WORK REQUIRED: Can you write out the whole listing exactly?

RECORD LIST:
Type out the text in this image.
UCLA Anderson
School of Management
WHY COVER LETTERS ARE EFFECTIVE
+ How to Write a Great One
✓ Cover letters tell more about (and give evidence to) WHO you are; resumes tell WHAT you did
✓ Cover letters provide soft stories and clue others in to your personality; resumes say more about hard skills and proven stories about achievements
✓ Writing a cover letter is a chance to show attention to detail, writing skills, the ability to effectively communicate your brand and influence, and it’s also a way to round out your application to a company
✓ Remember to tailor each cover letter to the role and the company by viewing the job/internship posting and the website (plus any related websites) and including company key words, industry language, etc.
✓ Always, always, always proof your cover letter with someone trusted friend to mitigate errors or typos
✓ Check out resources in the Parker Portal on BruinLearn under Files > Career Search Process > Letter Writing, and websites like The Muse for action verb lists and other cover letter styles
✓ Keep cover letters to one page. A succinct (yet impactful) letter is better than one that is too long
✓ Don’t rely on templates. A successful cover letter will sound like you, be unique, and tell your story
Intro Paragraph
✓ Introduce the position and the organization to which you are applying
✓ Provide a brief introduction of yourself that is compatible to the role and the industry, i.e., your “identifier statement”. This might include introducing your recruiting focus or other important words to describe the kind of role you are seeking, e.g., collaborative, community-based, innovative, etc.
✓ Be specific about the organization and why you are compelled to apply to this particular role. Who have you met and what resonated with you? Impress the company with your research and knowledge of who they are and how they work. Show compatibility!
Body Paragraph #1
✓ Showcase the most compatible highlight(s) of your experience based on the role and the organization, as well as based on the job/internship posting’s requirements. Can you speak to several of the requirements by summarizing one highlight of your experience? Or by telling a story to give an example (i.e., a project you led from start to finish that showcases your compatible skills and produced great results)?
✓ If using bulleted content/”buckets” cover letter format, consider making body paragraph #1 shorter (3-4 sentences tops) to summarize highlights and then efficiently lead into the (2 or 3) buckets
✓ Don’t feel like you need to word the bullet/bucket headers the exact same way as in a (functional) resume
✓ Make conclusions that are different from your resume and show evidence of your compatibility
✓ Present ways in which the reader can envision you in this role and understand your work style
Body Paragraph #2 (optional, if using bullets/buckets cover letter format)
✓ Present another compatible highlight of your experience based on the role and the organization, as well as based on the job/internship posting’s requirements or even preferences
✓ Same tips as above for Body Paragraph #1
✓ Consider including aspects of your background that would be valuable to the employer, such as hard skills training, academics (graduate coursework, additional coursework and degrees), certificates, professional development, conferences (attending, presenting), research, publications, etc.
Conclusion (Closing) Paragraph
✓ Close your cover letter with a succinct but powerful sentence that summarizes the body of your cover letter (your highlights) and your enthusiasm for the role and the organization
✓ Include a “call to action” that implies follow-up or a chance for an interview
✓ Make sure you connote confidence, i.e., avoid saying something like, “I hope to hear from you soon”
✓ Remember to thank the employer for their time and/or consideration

RESULT FOR THIS EXERCISE:
Type out the text in this image.
UCLA Anderson
School of Management
WHY COVER LETTERS ARE EFFECTIVE
+ How to Write a Great One
✓ Cover letters tell more about (and give evidence to) WHO you are; resumes tell WHAT you did
✓ Cover letters provide soft stories and clue others in to your personality; resumes say more about hard skills and proven stories about achievements
✓ Writing a cover letter is a chance to show attention to detail, writing skills, the ability to effectively communicate your brand and influence, and it’s also a way to round out your application to a company
✓ Remember to tailor each cover letter to the role and the company by viewing the job/internship posting and the website (plus any related websites) and including company key words, industry language, etc.
✓ Always, always, always proof your cover letter with someone trusted friend to mitigate errors or typos
✓ Check out resources in the Parker Portal on BruinLearn under Files > Career Search Process > Letter Writing, and websites like The Muse for action verb lists and other cover letter styles
✓ Keep cover letters to one page. A succinct (yet impactful) letter is better than one that is too long
✓ Don’t rely on templates. A successful cover letter will sound like you, be unique, and tell your story
Intro Paragraph
✓ Introduce the position and the organization to which you are applying
✓ Provide a brief introduction of yourself that is compatible to the role and the industry, i.e., your “identifier statement”. This might include introducing your recruiting focus or other important words to describe the kind of role you are seeking, e.g., collaborative, community-based, innovative, etc.
✓ Be specific about the organization and why you are compelled to apply to this particular role. Who have you met and what resonated with you? Impress the company with your research and knowledge of who they are and how they work. Show compatibility!
Body Paragraph #1
✓ Showcase the most compatible highlight(s) of your experience based on the role and the organization, as well as based on the job/internship posting’s requirements. Can you speak to several of the requirements by summarizing one highlight of your experience? Or by telling a story to give an example (i.e., a project you led from start to finish that showcases your compatible skills and produced great results)?
✓ If using bulleted content/”buckets” cover letter format, consider making body paragraph #1 shorter (3-4 sentences tops) to summarize highlights and then efficiently lead into the (2 or 3) buckets
✓ Don’t feel like you need to word the bullet/bucket headers the exact same way as in a (functional) resume
✓ Make conclusions that are different from your resume and show evidence of your compatibility
✓ Present ways in which the reader can envision you in this role and understand your work style
Body Paragraph #2 (optional, if using bullets/buckets cover letter format)
✓ Present another compatible highlight of your experience based on the role and the organization, as well as based on the job/internship posting’s requirements or even preferences
✓ Same tips as above for Body Paragraph #1
✓ Consider including aspects of your background that would be valuable to the employer, such as hard skills training, academics (graduate coursework, additional coursework and degrees), certificates, professional development, conferences (attending, presenting), research, publications, etc.
Conclusion (Closing) Paragraph
✓ Close your cover letter with a succinct but powerful sentence that summarizes the body of your cover letter (your highlights) and your enthusiasm for the role and the organization
✓ Include a “call to action” that implies follow-up or a chance for an interview
✓ Make sure you connote confidence, i.e., avoid saying something like, “I hope to hear from you soon”
✓ Remember to thank the employer for their time and/or consideration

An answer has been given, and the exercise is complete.